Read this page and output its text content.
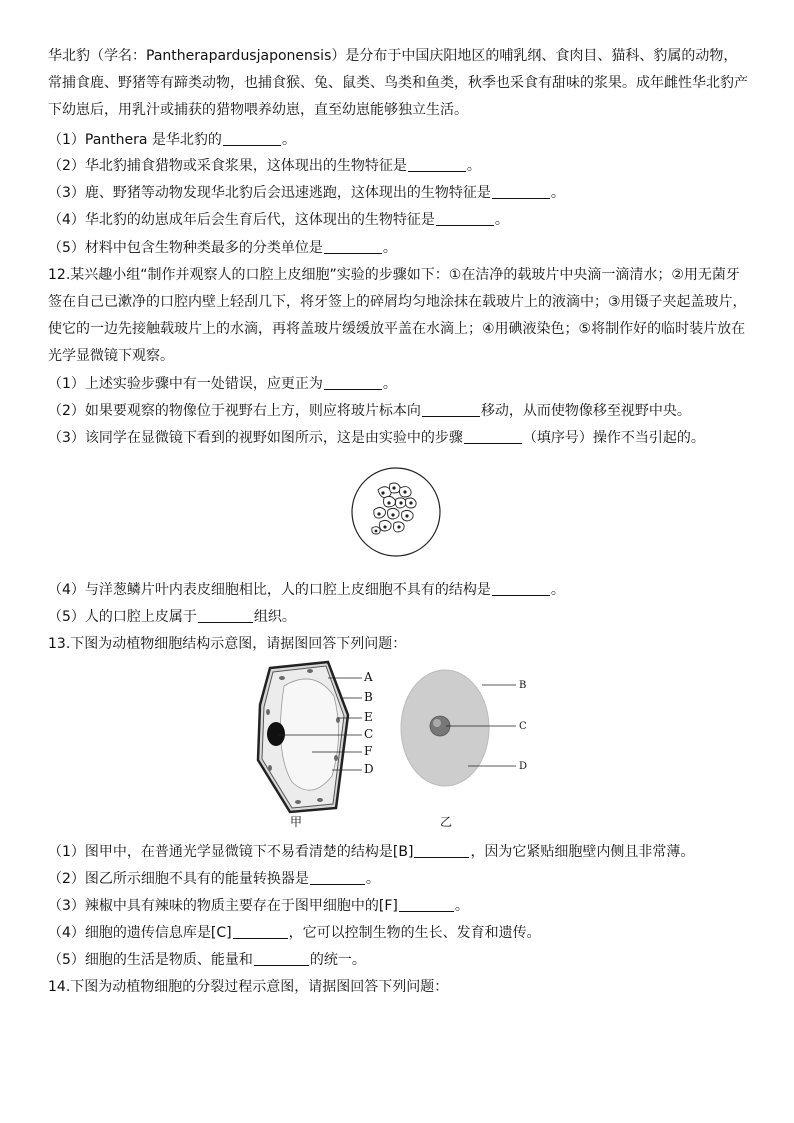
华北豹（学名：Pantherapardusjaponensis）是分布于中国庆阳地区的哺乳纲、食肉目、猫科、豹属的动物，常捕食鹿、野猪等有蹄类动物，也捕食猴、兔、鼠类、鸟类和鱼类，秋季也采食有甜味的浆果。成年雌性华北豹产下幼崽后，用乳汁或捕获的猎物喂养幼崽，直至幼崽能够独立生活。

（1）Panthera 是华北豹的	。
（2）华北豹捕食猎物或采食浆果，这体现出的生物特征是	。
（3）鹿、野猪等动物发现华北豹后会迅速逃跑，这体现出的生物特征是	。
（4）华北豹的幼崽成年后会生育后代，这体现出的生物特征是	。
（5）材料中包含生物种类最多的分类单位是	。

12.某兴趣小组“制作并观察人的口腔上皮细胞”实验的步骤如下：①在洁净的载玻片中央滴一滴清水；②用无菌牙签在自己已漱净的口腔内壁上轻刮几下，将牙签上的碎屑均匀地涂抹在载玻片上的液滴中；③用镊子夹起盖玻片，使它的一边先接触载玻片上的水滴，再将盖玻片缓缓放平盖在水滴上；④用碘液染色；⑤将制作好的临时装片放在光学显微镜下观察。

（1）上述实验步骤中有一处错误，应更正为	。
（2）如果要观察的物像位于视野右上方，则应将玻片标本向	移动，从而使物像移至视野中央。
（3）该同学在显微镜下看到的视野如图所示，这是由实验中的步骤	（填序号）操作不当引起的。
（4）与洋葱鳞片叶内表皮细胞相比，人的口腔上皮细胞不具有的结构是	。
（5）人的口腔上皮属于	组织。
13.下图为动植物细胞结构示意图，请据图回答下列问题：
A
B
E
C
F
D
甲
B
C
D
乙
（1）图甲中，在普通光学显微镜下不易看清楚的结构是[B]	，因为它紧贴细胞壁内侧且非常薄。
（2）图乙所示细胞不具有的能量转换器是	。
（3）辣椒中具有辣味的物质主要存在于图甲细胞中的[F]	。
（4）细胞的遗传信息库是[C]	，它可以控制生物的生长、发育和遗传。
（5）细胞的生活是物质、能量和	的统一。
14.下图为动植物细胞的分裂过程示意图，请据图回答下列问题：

--

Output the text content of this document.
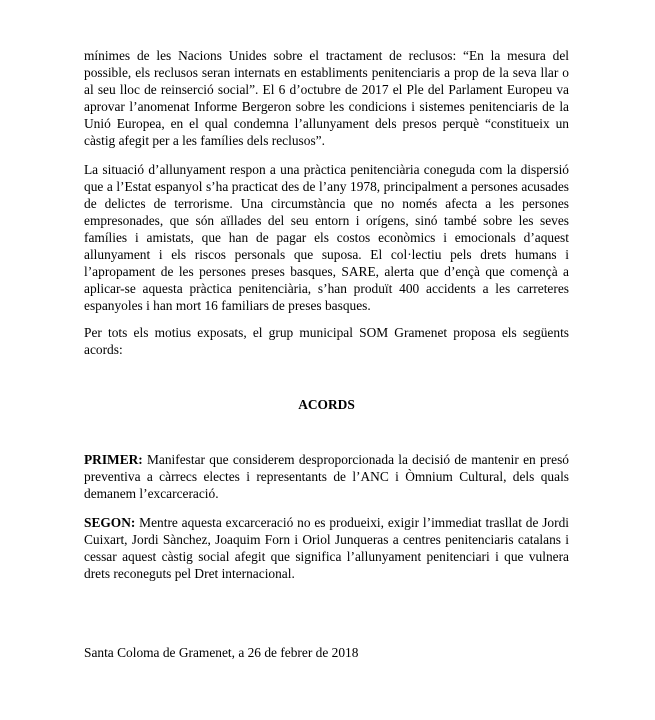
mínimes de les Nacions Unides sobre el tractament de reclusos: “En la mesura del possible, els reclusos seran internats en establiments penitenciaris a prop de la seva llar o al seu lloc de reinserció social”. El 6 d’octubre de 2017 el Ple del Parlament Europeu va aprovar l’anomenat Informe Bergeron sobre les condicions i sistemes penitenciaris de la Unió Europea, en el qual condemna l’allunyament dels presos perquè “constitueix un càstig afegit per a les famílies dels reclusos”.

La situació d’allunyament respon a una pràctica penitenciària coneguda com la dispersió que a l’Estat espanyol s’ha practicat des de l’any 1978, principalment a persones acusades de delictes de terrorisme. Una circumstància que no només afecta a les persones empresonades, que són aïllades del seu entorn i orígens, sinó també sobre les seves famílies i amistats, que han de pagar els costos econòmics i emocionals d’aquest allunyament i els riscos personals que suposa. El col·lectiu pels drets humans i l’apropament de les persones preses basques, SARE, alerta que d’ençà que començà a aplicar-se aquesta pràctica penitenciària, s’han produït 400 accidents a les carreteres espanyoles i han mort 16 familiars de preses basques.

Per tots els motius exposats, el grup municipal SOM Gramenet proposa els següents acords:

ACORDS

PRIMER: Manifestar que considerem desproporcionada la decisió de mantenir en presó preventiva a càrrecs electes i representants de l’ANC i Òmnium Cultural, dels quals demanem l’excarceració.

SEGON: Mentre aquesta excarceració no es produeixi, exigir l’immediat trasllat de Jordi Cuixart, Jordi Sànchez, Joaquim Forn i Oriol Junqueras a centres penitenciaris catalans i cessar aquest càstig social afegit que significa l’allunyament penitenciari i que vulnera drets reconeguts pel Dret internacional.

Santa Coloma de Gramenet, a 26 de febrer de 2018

* * *

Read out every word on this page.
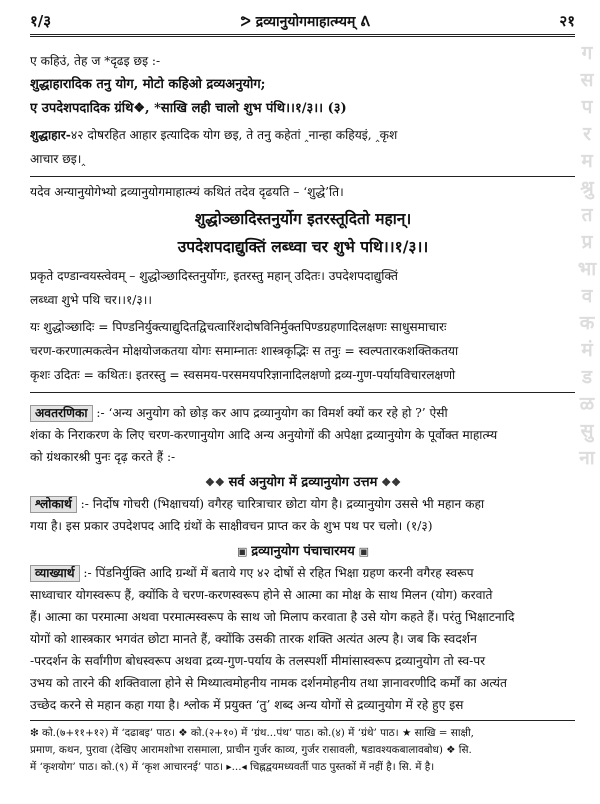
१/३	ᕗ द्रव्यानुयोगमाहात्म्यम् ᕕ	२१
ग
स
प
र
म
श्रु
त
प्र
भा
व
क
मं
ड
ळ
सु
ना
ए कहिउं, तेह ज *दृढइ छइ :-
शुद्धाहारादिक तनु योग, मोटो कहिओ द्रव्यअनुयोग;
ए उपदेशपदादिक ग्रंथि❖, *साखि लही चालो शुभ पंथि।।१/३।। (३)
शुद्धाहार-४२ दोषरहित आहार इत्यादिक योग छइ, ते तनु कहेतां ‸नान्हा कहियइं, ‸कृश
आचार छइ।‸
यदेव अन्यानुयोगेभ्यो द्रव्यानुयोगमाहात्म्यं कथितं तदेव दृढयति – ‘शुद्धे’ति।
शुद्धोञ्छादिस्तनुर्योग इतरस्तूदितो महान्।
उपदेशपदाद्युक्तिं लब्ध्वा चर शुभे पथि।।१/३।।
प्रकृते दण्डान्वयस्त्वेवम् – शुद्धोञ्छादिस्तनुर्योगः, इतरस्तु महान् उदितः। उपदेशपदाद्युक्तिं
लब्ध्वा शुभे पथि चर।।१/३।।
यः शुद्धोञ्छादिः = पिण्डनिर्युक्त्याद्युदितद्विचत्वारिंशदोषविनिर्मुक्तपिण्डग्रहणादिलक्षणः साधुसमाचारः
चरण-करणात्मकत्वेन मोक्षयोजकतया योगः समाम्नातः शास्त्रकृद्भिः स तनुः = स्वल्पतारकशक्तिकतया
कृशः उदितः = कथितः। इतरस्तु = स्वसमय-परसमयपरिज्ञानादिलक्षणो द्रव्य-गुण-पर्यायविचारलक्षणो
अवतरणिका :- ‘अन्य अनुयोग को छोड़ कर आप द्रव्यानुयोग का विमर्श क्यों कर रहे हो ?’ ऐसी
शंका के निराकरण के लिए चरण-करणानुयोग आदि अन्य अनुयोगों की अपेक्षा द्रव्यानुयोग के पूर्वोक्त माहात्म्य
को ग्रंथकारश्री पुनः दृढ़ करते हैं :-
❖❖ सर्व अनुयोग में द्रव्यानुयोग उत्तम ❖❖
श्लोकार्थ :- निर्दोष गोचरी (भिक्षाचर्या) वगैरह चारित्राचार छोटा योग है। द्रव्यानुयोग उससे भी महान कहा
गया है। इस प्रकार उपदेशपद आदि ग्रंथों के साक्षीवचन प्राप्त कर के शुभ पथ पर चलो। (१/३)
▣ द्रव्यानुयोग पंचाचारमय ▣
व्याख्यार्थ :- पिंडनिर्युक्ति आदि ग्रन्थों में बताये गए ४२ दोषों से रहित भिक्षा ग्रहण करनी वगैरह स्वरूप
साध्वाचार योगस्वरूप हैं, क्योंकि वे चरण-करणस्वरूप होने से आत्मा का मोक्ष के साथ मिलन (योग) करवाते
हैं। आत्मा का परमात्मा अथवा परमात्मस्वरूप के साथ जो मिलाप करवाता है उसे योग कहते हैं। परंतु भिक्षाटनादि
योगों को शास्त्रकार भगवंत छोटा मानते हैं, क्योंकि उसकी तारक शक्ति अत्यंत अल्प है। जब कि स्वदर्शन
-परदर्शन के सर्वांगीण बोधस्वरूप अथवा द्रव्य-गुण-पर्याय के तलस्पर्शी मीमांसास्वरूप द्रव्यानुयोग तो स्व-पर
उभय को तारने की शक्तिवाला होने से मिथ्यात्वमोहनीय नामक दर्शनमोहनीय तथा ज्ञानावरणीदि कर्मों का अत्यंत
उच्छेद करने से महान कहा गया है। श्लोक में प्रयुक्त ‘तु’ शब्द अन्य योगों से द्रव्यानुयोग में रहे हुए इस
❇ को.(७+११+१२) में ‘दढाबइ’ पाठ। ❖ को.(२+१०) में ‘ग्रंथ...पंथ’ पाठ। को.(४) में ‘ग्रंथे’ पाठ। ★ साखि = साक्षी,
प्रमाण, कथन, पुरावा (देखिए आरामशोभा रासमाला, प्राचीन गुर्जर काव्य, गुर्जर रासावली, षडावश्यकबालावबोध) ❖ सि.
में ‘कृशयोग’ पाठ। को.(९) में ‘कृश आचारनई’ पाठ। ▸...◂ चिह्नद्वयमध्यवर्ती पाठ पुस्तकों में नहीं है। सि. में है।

§ What to produce
List the lines of the entries that include "aquest".

§ Task solution
La situació d’allunyament respon a una pràctica penitenciària coneguda com la dispersió que a l’Estat espanyol s’ha practicat des de l’any 1978, principalment a persones acusades de delictes de terrorisme. Una circumstància que no només afecta a les persones empresonades, que són aïllades del seu entorn i orígens, sinó també sobre les seves famílies i amistats, que han de pagar els costos econòmics i emocionals d’aquest allunyament i els riscos personals que suposa. El col·lectiu pels drets humans i l’apropament de les persones preses basques, SARE, alerta que d’ençà que començà a aplicar-se aquesta pràctica penitenciària, s’han produït 400 accidents a les carreteres espanyoles i han mort 16 familiars de preses basques.
SEGON: Mentre aquesta excarceració no es produeixi, exigir l’immediat trasllat de Jordi Cuixart, Jordi Sànchez, Joaquim Forn i Oriol Junqueras a centres penitenciaris catalans i cessar aquest càstig social afegit que significa l’allunyament penitenciari i que vulnera drets reconeguts pel Dret internacional.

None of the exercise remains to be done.